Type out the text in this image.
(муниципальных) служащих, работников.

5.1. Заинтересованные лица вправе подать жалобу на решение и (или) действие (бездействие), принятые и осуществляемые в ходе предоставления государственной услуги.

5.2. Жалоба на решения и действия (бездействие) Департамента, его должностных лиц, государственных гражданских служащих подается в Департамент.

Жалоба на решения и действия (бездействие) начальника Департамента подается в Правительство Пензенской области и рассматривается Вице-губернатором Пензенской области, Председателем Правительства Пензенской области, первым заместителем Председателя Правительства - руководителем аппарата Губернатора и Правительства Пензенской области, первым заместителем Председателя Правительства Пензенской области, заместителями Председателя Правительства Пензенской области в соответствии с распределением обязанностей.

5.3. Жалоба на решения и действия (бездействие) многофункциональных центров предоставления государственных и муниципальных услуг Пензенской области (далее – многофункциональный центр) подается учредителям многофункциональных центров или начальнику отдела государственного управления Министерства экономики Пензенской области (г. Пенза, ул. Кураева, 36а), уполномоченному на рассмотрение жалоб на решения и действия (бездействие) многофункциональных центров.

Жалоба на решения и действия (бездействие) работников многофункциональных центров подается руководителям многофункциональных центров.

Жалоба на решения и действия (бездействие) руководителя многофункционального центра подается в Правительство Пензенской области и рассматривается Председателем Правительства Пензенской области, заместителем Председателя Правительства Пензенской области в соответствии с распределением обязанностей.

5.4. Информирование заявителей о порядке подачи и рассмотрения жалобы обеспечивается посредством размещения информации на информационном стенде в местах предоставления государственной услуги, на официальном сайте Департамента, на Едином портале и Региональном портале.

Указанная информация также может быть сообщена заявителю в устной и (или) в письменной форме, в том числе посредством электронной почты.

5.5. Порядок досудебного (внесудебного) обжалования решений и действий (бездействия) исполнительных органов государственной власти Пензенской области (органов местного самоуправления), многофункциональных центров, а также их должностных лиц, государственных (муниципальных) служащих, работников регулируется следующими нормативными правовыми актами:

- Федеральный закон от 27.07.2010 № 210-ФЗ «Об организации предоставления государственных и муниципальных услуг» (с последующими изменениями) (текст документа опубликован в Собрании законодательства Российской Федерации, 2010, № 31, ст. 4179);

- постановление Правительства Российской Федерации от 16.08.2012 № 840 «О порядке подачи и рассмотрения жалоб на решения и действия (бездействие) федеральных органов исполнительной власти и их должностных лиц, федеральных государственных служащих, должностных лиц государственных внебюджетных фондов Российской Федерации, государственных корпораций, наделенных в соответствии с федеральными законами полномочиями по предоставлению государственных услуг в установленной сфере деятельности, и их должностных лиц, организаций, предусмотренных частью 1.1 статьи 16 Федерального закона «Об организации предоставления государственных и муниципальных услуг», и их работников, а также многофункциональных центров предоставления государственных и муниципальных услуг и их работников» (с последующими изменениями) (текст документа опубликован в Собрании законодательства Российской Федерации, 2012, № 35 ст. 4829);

- - - - - - -

Exercise prompt:
Show every line from the entries above in which the word "порядке" appears.

Task response:
5.4. Информирование заявителей о порядке подачи и рассмотрения жалобы обеспечивается посредством размещения информации на информационном стенде в местах предоставления государственной услуги, на официальном сайте Департамента, на Едином портале и Региональном портале.
- постановление Правительства Российской Федерации от 16.08.2012 № 840 «О порядке подачи и рассмотрения жалоб на решения и действия (бездействие) федеральных органов исполнительной власти и их должностных лиц, федеральных государственных служащих, должностных лиц государственных внебюджетных фондов Российской Федерации, государственных корпораций, наделенных в соответствии с федеральными законами полномочиями по предоставлению государственных услуг в установленной сфере деятельности, и их должностных лиц, организаций, предусмотренных частью 1.1 статьи 16 Федерального закона «Об организации предоставления государственных и муниципальных услуг», и их работников, а также многофункциональных центров предоставления государственных и муниципальных услуг и их работников» (с последующими изменениями) (текст документа опубликован в Собрании законодательства Российской Федерации, 2012, № 35 ст. 4829);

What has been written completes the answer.